### [Exercise requirements]
Can you transcribe every line exactly and leave the pictures behind?

....

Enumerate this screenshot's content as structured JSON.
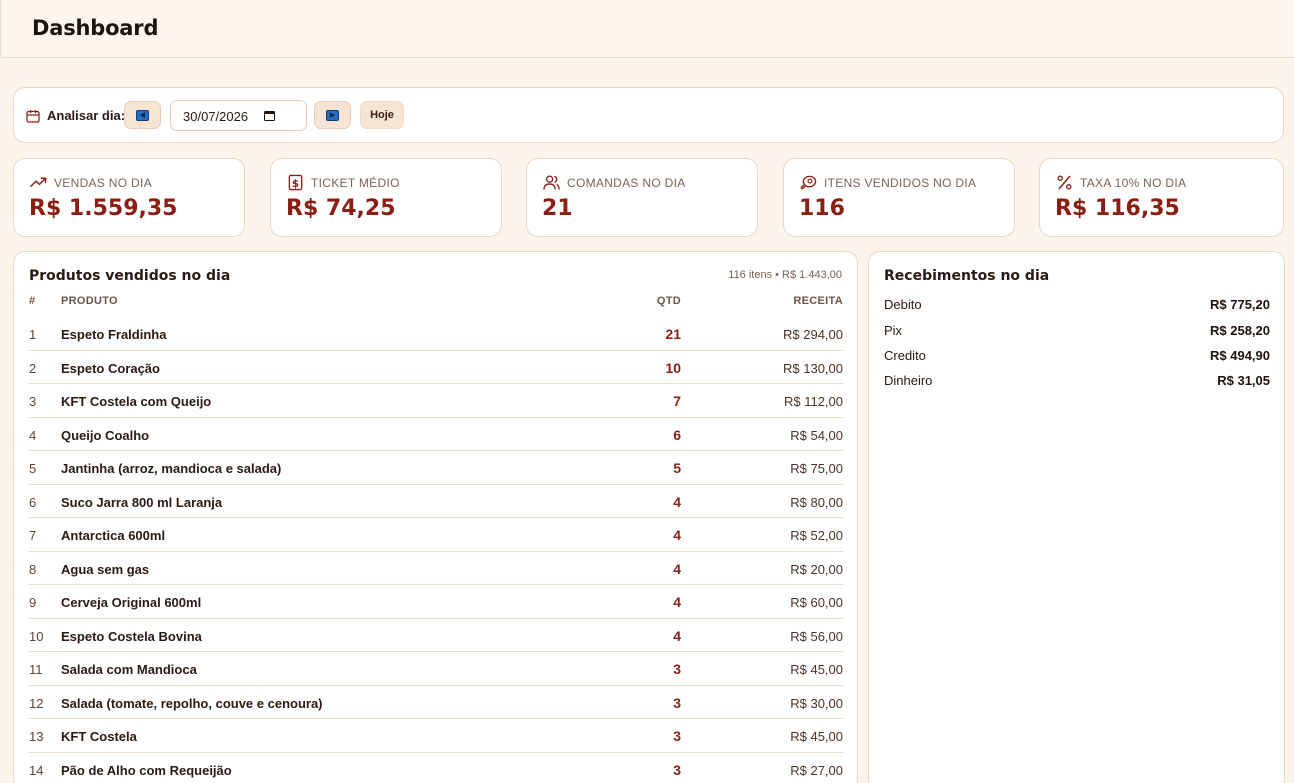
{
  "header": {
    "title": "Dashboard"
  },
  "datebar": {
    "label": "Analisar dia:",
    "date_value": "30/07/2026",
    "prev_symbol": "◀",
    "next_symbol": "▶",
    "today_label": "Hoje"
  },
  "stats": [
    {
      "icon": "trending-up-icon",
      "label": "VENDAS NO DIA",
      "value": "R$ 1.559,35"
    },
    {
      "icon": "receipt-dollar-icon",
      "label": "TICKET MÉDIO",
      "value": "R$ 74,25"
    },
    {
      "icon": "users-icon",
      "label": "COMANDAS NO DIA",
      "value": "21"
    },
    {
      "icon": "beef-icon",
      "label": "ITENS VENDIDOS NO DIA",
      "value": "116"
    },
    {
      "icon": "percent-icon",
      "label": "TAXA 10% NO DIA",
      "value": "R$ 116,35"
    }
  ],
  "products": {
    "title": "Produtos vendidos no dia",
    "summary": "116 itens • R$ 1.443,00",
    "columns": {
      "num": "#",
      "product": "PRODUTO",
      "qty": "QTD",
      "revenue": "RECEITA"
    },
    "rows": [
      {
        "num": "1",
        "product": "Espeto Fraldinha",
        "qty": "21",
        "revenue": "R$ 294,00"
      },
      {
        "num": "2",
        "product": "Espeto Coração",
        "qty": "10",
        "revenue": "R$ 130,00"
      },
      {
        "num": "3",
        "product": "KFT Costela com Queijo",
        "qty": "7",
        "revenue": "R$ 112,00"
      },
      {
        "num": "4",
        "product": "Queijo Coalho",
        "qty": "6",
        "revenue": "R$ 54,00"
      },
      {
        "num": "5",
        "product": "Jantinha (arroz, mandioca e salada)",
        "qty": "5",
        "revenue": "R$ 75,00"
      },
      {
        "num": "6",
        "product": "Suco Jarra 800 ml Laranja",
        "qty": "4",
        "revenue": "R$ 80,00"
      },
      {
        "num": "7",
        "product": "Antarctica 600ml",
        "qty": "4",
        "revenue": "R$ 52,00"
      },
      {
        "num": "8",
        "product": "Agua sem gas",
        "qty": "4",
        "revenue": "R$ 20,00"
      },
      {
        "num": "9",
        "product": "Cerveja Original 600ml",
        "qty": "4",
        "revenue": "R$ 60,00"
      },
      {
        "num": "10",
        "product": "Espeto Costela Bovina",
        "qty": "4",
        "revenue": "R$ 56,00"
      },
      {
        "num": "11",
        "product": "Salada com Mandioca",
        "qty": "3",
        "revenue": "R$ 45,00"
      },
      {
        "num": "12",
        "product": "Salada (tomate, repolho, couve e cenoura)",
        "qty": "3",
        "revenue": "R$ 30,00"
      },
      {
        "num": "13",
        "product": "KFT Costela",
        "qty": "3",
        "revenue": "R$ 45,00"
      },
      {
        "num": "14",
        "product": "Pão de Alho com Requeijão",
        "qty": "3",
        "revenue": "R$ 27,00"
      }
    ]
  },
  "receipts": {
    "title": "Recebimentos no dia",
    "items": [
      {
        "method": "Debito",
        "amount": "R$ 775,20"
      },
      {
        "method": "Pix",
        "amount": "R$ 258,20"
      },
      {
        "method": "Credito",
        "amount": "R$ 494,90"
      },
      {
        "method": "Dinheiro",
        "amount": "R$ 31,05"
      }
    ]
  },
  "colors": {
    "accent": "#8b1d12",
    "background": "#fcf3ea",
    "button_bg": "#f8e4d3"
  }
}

....

### [Answer below]
Enumerate this screenshot's content as structured JSON.
{
  "header": {
    "title": "Dashboard"
  },
  "datebar": {
    "label": "Analisar dia:",
    "date_value": "30/07/2026",
    "prev_symbol": "◀",
    "next_symbol": "▶",
    "today_label": "Hoje"
  },
  "stats": [
    {
      "icon": "trending-up-icon",
      "label": "VENDAS NO DIA",
      "value": "R$ 1.559,35"
    },
    {
      "icon": "receipt-dollar-icon",
      "label": "TICKET MÉDIO",
      "value": "R$ 74,25"
    },
    {
      "icon": "users-icon",
      "label": "COMANDAS NO DIA",
      "value": "21"
    },
    {
      "icon": "beef-icon",
      "label": "ITENS VENDIDOS NO DIA",
      "value": "116"
    },
    {
      "icon": "percent-icon",
      "label": "TAXA 10% NO DIA",
      "value": "R$ 116,35"
    }
  ],
  "products": {
    "title": "Produtos vendidos no dia",
    "summary": "116 itens • R$ 1.443,00",
    "columns": {
      "num": "#",
      "product": "PRODUTO",
      "qty": "QTD",
      "revenue": "RECEITA"
    },
    "rows": [
      {
        "num": "1",
        "product": "Espeto Fraldinha",
        "qty": "21",
        "revenue": "R$ 294,00"
      },
      {
        "num": "2",
        "product": "Espeto Coração",
        "qty": "10",
        "revenue": "R$ 130,00"
      },
      {
        "num": "3",
        "product": "KFT Costela com Queijo",
        "qty": "7",
        "revenue": "R$ 112,00"
      },
      {
        "num": "4",
        "product": "Queijo Coalho",
        "qty": "6",
        "revenue": "R$ 54,00"
      },
      {
        "num": "5",
        "product": "Jantinha (arroz, mandioca e salada)",
        "qty": "5",
        "revenue": "R$ 75,00"
      },
      {
        "num": "6",
        "product": "Suco Jarra 800 ml Laranja",
        "qty": "4",
        "revenue": "R$ 80,00"
      },
      {
        "num": "7",
        "product": "Antarctica 600ml",
        "qty": "4",
        "revenue": "R$ 52,00"
      },
      {
        "num": "8",
        "product": "Agua sem gas",
        "qty": "4",
        "revenue": "R$ 20,00"
      },
      {
        "num": "9",
        "product": "Cerveja Original 600ml",
        "qty": "4",
        "revenue": "R$ 60,00"
      },
      {
        "num": "10",
        "product": "Espeto Costela Bovina",
        "qty": "4",
        "revenue": "R$ 56,00"
      },
      {
        "num": "11",
        "product": "Salada com Mandioca",
        "qty": "3",
        "revenue": "R$ 45,00"
      },
      {
        "num": "12",
        "product": "Salada (tomate, repolho, couve e cenoura)",
        "qty": "3",
        "revenue": "R$ 30,00"
      },
      {
        "num": "13",
        "product": "KFT Costela",
        "qty": "3",
        "revenue": "R$ 45,00"
      },
      {
        "num": "14",
        "product": "Pão de Alho com Requeijão",
        "qty": "3",
        "revenue": "R$ 27,00"
      }
    ]
  },
  "receipts": {
    "title": "Recebimentos no dia",
    "items": [
      {
        "method": "Debito",
        "amount": "R$ 775,20"
      },
      {
        "method": "Pix",
        "amount": "R$ 258,20"
      },
      {
        "method": "Credito",
        "amount": "R$ 494,90"
      },
      {
        "method": "Dinheiro",
        "amount": "R$ 31,05"
      }
    ]
  },
  "colors": {
    "accent": "#8b1d12",
    "background": "#fcf3ea",
    "button_bg": "#f8e4d3"
  }
}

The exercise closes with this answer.